- [Given task] Copy each line of the data below with the word "create".

- [Information provided]
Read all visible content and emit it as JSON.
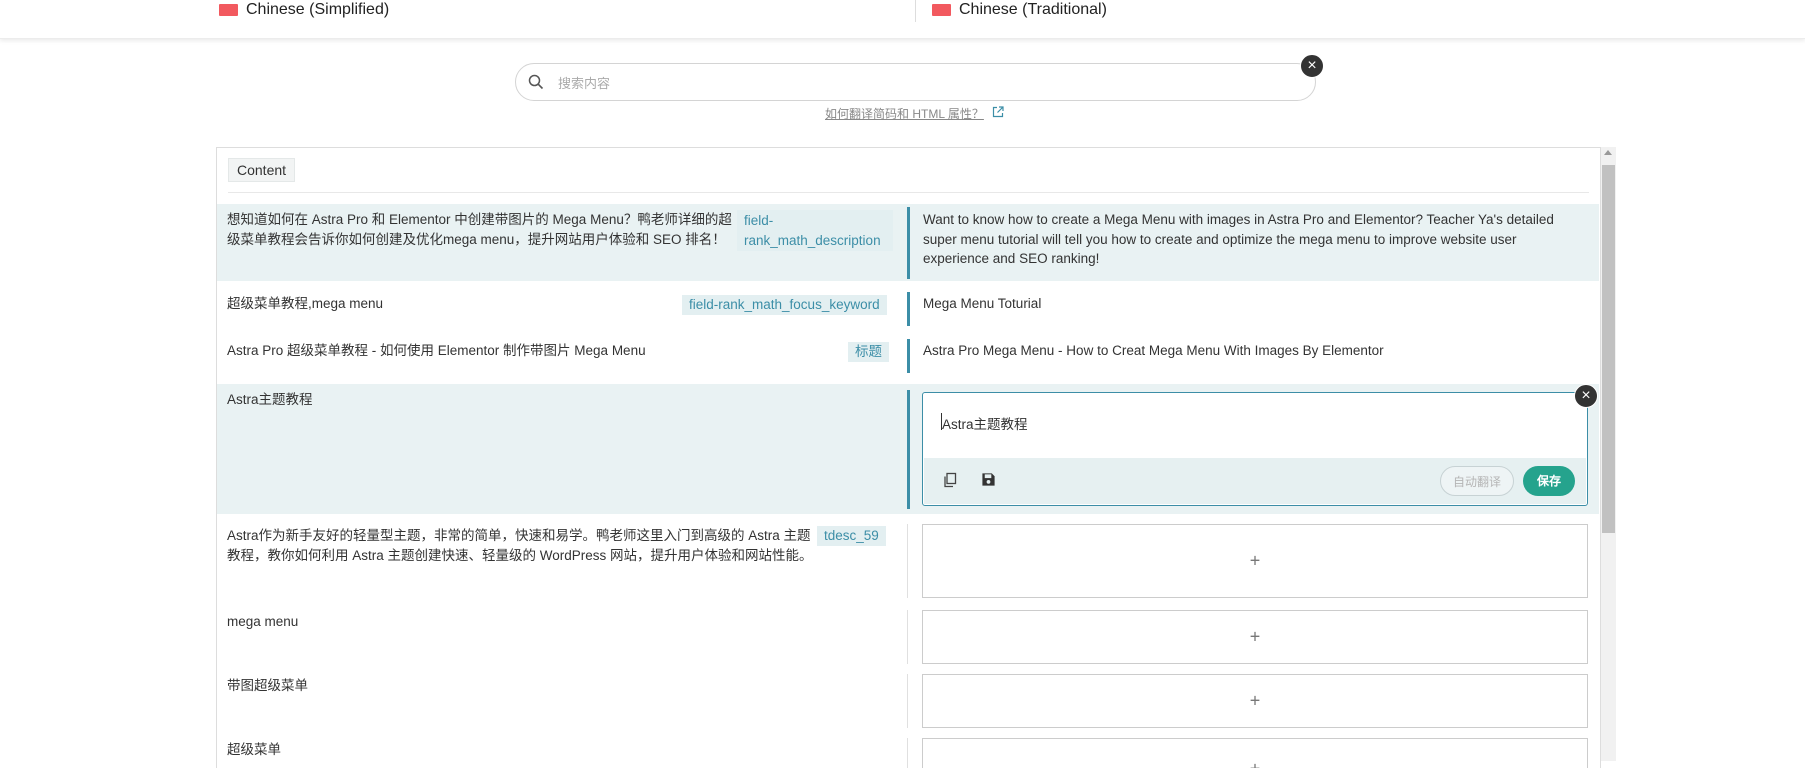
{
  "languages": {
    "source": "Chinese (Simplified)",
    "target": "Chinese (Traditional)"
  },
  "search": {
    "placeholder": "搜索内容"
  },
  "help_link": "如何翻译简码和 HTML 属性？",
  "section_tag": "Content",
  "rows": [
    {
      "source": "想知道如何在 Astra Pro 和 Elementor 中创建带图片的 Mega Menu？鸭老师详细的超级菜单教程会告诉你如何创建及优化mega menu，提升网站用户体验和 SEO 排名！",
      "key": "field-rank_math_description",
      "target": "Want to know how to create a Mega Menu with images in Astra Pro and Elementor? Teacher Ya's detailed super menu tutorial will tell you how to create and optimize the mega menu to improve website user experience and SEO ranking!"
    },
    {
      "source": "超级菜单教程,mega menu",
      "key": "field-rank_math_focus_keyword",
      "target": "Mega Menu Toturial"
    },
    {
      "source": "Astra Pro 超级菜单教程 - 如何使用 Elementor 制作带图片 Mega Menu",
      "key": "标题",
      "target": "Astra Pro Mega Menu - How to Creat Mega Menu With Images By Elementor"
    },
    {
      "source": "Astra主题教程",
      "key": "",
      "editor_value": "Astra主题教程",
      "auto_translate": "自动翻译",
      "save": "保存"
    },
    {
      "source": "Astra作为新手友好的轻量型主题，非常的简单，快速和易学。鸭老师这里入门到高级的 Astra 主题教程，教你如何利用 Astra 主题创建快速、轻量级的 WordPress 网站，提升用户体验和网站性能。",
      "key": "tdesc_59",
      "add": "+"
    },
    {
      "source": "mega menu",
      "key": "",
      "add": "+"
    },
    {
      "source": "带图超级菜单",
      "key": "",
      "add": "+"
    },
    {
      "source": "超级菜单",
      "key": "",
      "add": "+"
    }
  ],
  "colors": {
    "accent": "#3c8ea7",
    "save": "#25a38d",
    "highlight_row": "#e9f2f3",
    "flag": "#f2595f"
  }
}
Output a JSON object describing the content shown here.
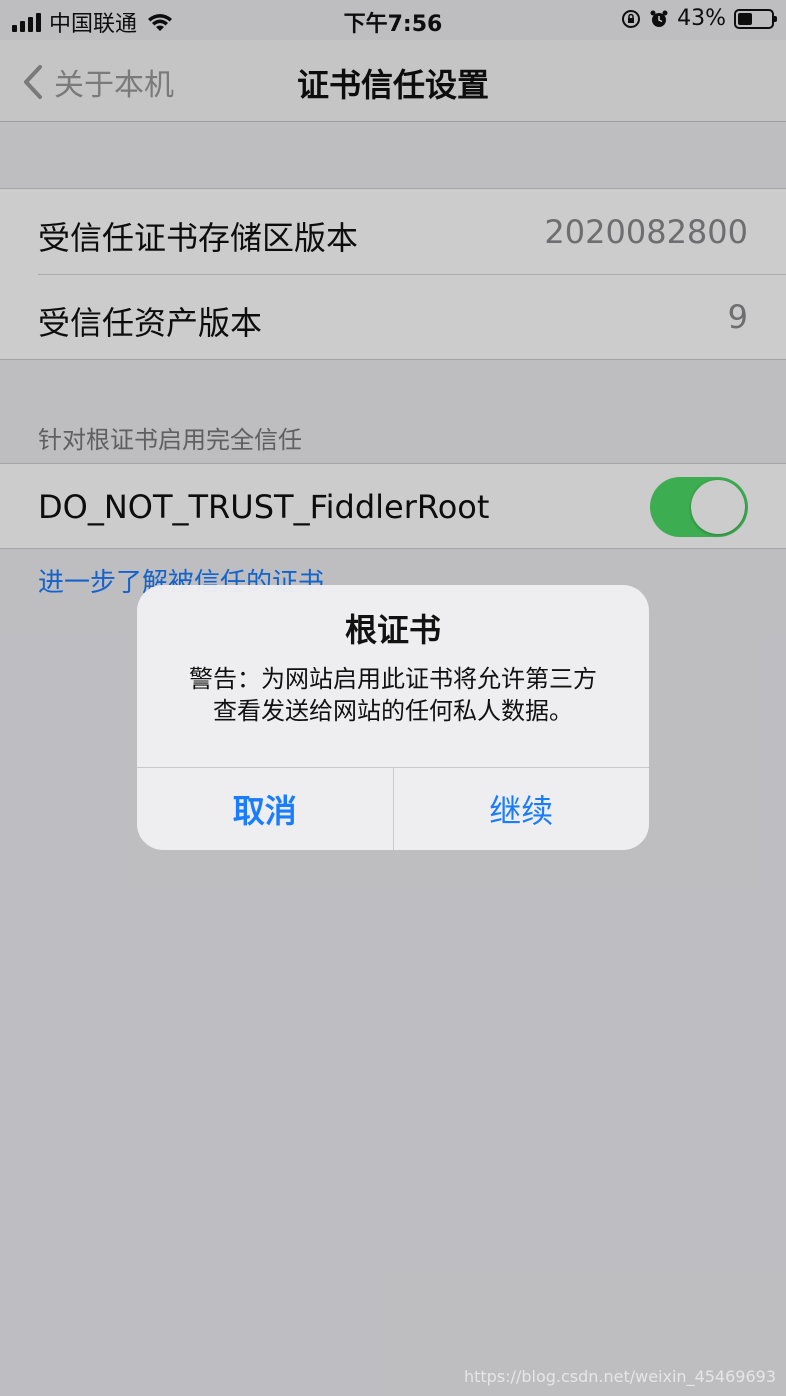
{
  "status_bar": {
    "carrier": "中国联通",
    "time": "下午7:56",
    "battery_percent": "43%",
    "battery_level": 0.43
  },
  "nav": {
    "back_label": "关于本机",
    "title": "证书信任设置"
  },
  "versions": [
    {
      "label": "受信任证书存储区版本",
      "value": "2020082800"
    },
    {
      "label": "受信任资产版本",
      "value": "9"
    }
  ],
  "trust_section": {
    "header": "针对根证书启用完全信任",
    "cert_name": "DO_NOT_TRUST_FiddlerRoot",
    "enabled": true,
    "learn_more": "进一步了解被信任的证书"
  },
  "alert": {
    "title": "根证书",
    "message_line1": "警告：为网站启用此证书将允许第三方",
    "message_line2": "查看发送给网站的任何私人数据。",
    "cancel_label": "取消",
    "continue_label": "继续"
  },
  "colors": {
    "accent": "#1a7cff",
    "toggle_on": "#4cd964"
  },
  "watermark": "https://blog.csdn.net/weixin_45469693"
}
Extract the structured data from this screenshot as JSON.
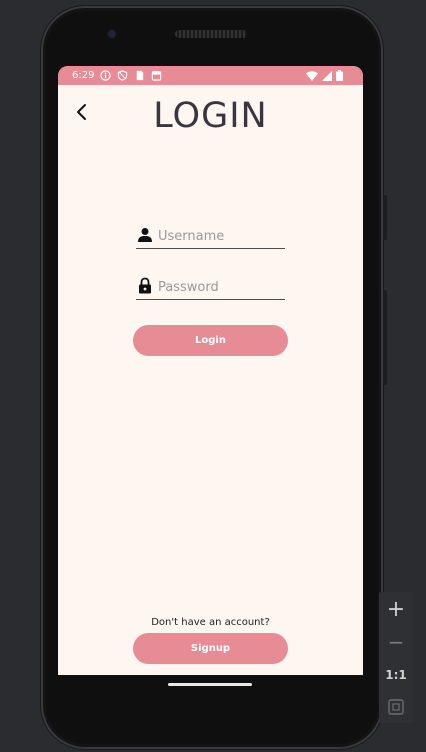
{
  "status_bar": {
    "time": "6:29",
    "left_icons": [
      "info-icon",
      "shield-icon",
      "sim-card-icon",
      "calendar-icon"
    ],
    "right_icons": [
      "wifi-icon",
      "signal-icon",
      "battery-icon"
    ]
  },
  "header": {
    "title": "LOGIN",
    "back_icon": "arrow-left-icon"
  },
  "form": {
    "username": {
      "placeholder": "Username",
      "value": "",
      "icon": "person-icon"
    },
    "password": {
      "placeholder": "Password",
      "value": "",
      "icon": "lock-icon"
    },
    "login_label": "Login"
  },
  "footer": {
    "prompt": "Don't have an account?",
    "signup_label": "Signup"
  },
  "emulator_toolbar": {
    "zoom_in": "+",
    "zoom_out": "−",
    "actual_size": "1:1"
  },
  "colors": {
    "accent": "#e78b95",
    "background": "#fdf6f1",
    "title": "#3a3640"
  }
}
...
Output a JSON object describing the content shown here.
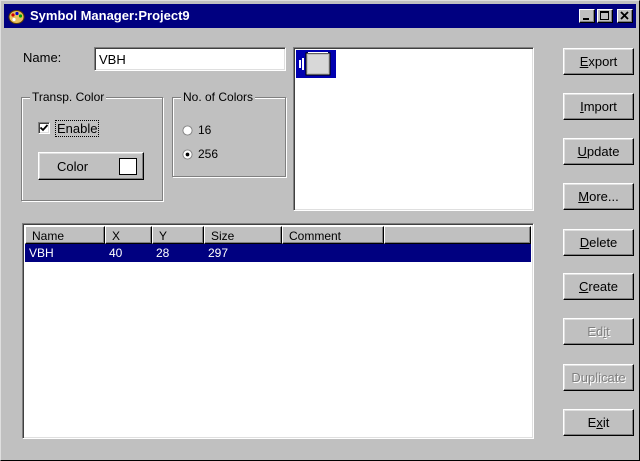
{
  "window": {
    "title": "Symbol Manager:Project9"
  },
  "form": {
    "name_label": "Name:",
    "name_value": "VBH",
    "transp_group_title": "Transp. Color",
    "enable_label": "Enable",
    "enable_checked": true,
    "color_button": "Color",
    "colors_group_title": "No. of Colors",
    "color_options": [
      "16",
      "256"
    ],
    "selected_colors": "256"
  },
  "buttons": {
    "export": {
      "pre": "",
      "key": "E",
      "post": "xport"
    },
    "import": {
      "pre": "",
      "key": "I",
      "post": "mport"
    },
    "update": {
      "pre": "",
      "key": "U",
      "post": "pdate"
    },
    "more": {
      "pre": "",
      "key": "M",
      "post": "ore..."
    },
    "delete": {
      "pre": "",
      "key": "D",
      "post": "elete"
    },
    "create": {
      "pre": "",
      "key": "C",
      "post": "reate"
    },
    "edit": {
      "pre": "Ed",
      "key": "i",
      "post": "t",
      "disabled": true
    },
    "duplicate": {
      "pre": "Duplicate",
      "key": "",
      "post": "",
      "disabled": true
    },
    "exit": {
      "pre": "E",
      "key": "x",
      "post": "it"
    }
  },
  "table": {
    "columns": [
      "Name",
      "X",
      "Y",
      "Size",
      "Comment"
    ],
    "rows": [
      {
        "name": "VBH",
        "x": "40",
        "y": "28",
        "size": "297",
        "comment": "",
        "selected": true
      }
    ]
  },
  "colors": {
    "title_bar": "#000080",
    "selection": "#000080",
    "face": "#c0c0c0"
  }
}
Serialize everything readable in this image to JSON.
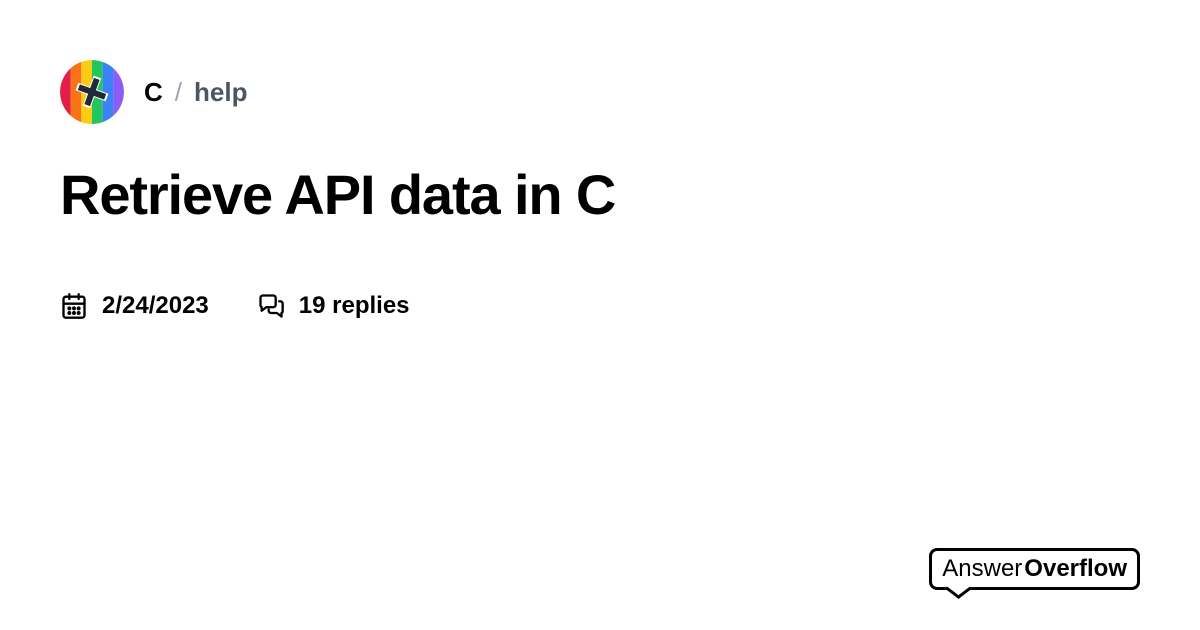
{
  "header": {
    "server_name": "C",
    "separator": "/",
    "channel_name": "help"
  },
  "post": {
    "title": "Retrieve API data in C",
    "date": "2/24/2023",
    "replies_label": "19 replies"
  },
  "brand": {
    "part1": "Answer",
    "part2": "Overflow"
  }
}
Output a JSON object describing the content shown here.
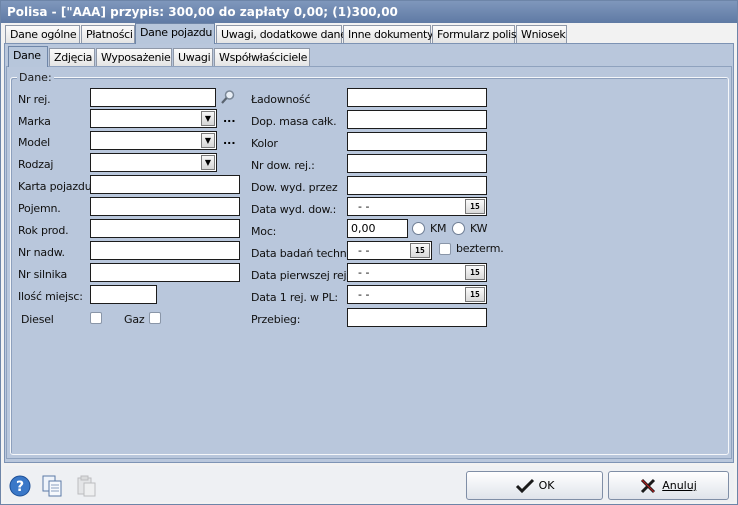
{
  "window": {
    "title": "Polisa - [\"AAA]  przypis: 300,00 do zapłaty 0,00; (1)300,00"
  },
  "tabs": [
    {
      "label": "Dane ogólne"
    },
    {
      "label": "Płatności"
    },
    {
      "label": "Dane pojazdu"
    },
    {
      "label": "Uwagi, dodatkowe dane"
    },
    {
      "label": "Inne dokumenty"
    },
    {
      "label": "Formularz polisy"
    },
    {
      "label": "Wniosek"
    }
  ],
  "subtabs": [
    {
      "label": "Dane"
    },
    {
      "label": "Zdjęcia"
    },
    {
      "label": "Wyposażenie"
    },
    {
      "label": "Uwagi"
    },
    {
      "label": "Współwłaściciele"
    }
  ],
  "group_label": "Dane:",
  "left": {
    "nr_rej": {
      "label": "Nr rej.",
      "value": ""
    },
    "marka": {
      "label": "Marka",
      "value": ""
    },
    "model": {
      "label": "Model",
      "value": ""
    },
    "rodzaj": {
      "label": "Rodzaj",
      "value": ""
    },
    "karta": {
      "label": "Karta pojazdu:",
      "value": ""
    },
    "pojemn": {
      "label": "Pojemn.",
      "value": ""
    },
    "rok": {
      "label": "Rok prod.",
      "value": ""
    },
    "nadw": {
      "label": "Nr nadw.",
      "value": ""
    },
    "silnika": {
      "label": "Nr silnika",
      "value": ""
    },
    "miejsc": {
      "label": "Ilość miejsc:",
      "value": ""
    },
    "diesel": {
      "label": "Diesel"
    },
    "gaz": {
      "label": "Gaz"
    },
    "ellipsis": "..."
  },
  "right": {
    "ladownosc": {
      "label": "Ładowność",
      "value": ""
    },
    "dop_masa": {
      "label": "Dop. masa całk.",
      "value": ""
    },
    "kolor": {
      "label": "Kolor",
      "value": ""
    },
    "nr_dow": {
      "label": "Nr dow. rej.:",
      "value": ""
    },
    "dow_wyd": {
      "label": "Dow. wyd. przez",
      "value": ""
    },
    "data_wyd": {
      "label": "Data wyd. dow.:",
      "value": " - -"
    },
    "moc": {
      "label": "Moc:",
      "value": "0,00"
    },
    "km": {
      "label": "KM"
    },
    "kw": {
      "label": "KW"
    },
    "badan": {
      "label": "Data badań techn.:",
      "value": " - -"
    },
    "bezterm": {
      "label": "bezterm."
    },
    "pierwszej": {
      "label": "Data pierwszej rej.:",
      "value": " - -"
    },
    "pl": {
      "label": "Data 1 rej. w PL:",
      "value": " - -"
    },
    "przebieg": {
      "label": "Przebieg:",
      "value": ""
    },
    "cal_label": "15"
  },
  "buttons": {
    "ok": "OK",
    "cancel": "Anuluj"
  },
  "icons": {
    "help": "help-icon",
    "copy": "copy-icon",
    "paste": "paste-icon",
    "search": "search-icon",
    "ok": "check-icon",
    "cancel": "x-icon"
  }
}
...
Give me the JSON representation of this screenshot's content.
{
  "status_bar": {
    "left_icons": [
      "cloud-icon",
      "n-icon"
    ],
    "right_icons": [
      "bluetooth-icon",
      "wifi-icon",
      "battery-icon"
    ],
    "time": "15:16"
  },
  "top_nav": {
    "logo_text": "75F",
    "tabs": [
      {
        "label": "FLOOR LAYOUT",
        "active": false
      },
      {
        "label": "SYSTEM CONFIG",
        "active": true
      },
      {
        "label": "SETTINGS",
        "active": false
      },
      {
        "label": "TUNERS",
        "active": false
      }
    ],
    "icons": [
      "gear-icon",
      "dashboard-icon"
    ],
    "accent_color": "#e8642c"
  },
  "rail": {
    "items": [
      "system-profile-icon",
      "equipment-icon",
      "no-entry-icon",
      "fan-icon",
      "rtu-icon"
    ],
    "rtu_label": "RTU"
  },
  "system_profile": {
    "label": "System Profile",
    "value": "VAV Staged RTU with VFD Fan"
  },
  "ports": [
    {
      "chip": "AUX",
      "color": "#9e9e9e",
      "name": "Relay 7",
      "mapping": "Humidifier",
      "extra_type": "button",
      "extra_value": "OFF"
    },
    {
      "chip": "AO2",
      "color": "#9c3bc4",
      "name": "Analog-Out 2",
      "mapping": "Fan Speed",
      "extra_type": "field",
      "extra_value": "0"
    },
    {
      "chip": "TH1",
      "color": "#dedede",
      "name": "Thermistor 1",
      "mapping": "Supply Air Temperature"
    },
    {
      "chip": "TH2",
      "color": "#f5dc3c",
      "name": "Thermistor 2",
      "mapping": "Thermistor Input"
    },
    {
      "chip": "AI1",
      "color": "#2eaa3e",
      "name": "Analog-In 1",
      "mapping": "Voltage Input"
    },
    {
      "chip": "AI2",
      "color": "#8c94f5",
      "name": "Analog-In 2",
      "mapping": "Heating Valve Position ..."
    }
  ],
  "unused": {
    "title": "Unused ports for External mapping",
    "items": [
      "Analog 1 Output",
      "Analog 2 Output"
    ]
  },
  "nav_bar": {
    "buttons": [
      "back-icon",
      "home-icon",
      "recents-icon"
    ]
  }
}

- [Result]
      "target": "Want to know how to create a Mega Menu with images in Astra Pro and Elementor? Teacher Ya's detailed super menu tutorial will tell you how to create and optimize the mega menu to improve website user experience and SEO ranking!"
    "create": {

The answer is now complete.